[Records that describe figures]
□ □ □ □ □

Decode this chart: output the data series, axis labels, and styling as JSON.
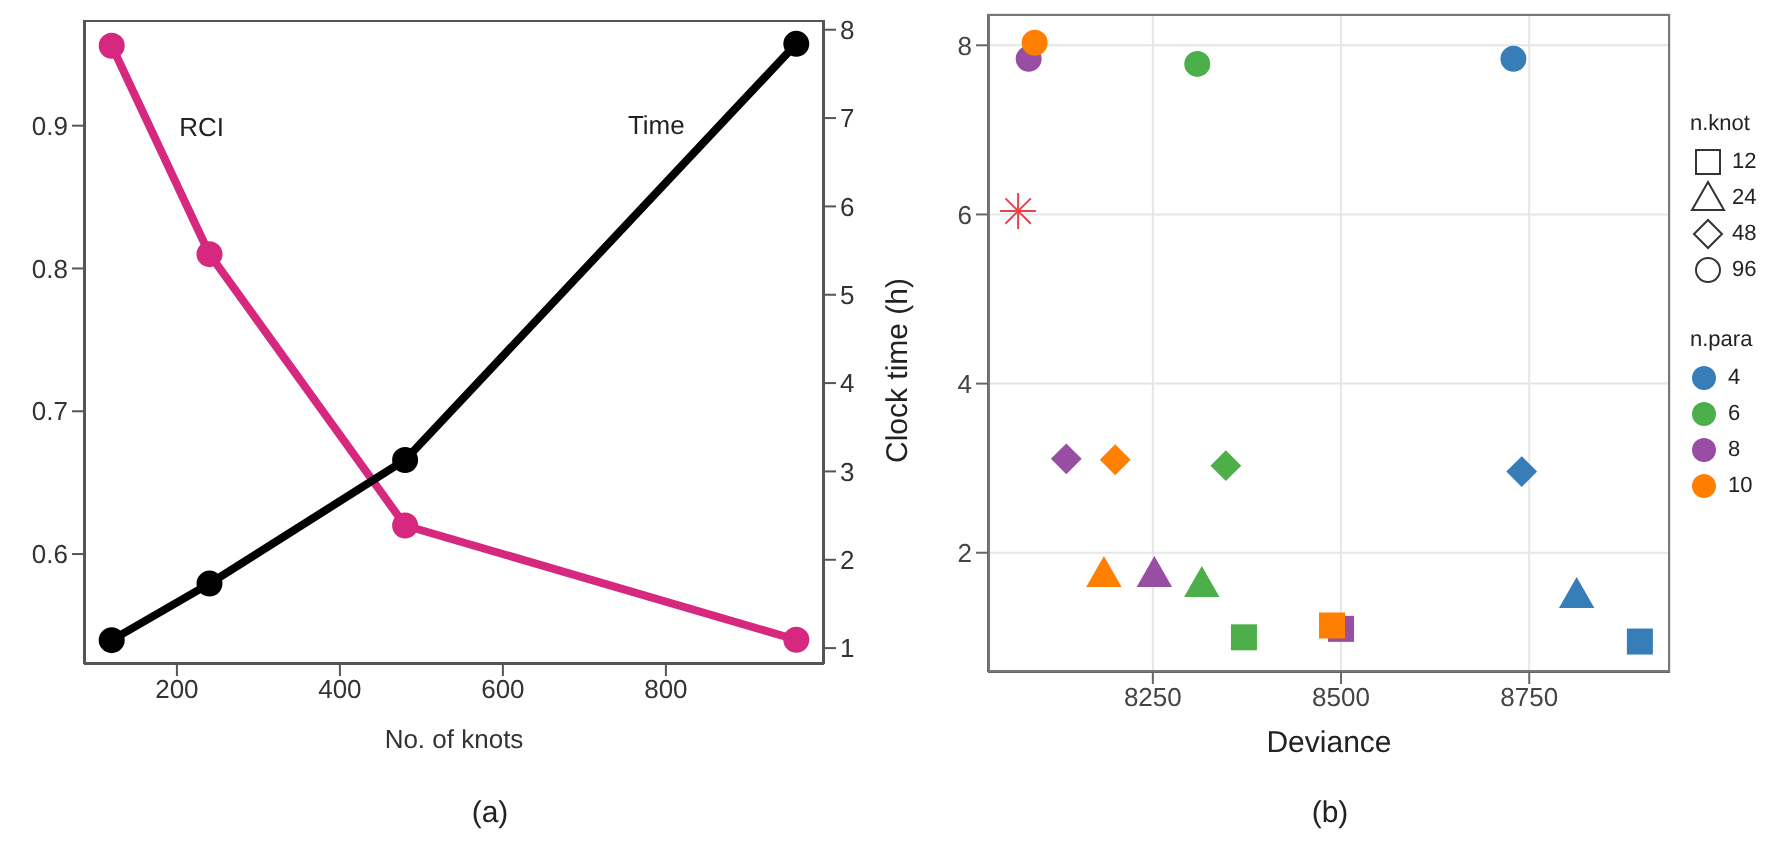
{
  "chart_data": [
    {
      "type": "line",
      "xlabel": "No. of knots",
      "x": [
        120,
        240,
        480,
        960
      ],
      "xlim": [
        86,
        994
      ],
      "xticks": [
        200,
        400,
        600,
        800
      ],
      "ylim": [
        0.523,
        0.974
      ],
      "yticks": [
        0.6,
        0.7,
        0.8,
        0.9
      ],
      "y2lim": [
        0.82,
        8.11
      ],
      "y2ticks": [
        1,
        2,
        3,
        4,
        5,
        6,
        7,
        8
      ],
      "marker": "circle",
      "line_style": "solid",
      "series": [
        {
          "name": "RCI",
          "color": "#d6287e",
          "values": [
            0.956,
            0.81,
            0.62,
            0.54
          ]
        },
        {
          "name": "Time",
          "color": "#000000",
          "axis": "y2",
          "values": [
            1.09,
            1.73,
            3.13,
            7.84
          ]
        }
      ],
      "annotations": [
        "(a)"
      ]
    },
    {
      "type": "scatter",
      "xlabel": "Deviance",
      "ylabel": "Clock time (h)",
      "xlim": [
        8031,
        8937
      ],
      "xticks": [
        8250,
        8500,
        8750
      ],
      "ylim": [
        0.59,
        8.37
      ],
      "yticks": [
        2,
        4,
        6,
        8
      ],
      "grid": true,
      "legend": "right",
      "legend_title": "n.para",
      "series": [
        {
          "name": "4",
          "color": "#377eb8",
          "x": [
            8897,
            8813,
            8740,
            8729
          ],
          "values": [
            0.95,
            1.5,
            2.96,
            7.84
          ]
        },
        {
          "name": "6",
          "color": "#4daf4a",
          "x": [
            8371,
            8315,
            8347,
            8309
          ],
          "values": [
            1.0,
            1.63,
            3.03,
            7.78
          ]
        },
        {
          "name": "8",
          "color": "#984ea3",
          "x": [
            8500,
            8252,
            8135,
            8085
          ],
          "values": [
            1.1,
            1.75,
            3.11,
            7.84
          ]
        },
        {
          "name": "10",
          "color": "#ff7f00",
          "x": [
            8488,
            8185,
            8200,
            8093
          ],
          "values": [
            1.14,
            1.75,
            3.1,
            8.03
          ]
        },
        {
          "marker": "cross",
          "x": [
            8071
          ],
          "values": [
            6.04
          ],
          "color": "#e8434a"
        }
      ],
      "annotations": [
        "n.knot",
        "12",
        "24",
        "48",
        "96",
        "(b)"
      ]
    }
  ]
}
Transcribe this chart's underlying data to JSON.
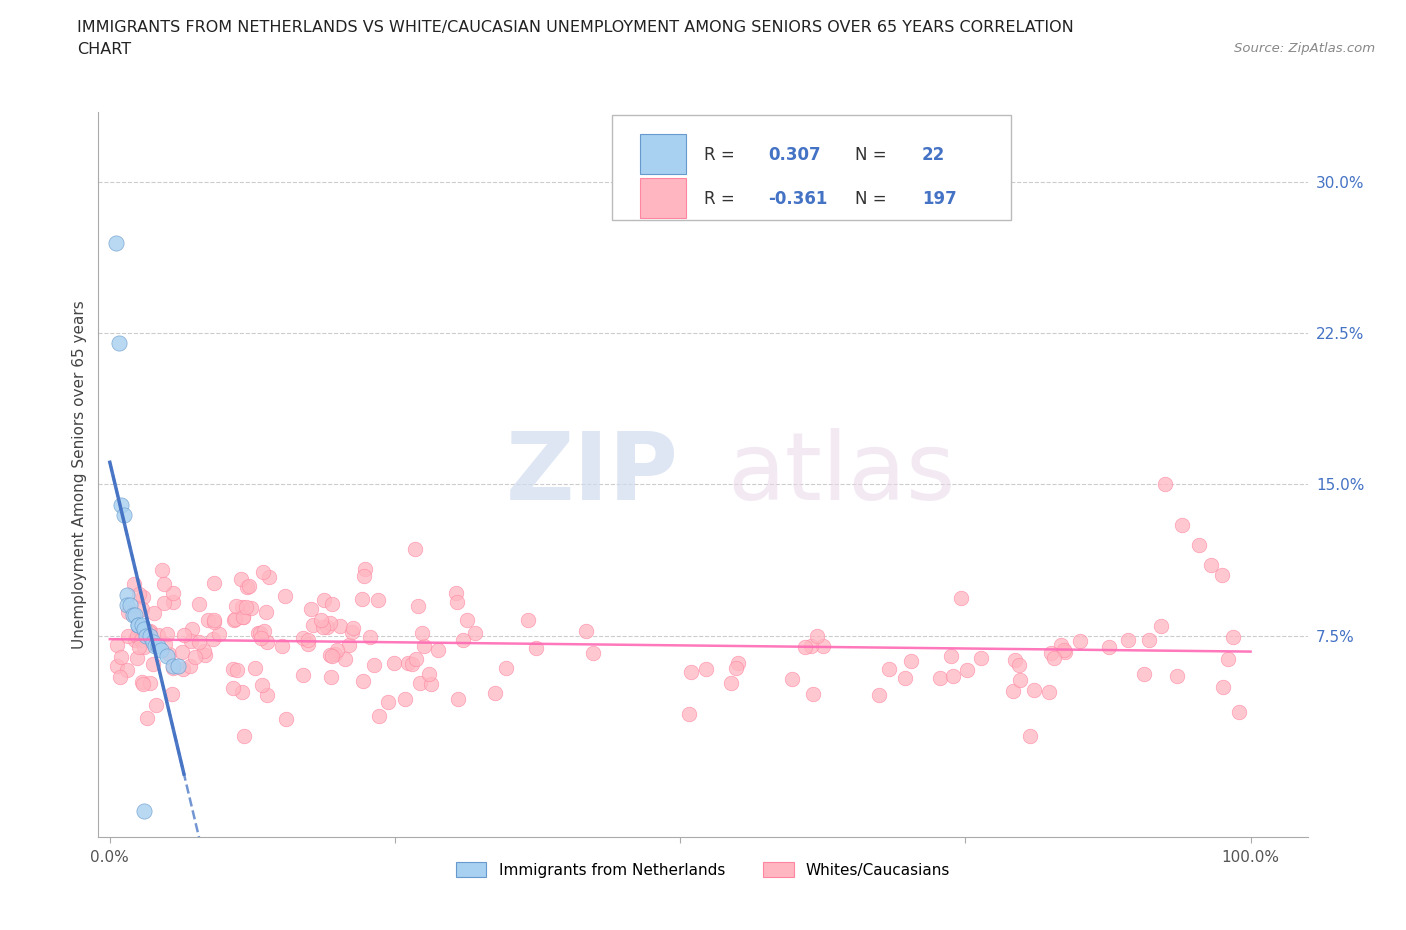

□ □ □ □ □

> [Problem to solve]
Lines containing the word "JSON" must all be returned from the material above.

> [Result for this task]
Decode this chart: output the data series, axis labels, and styling as JSON.
Transcribe this chart's underlying data to JSON.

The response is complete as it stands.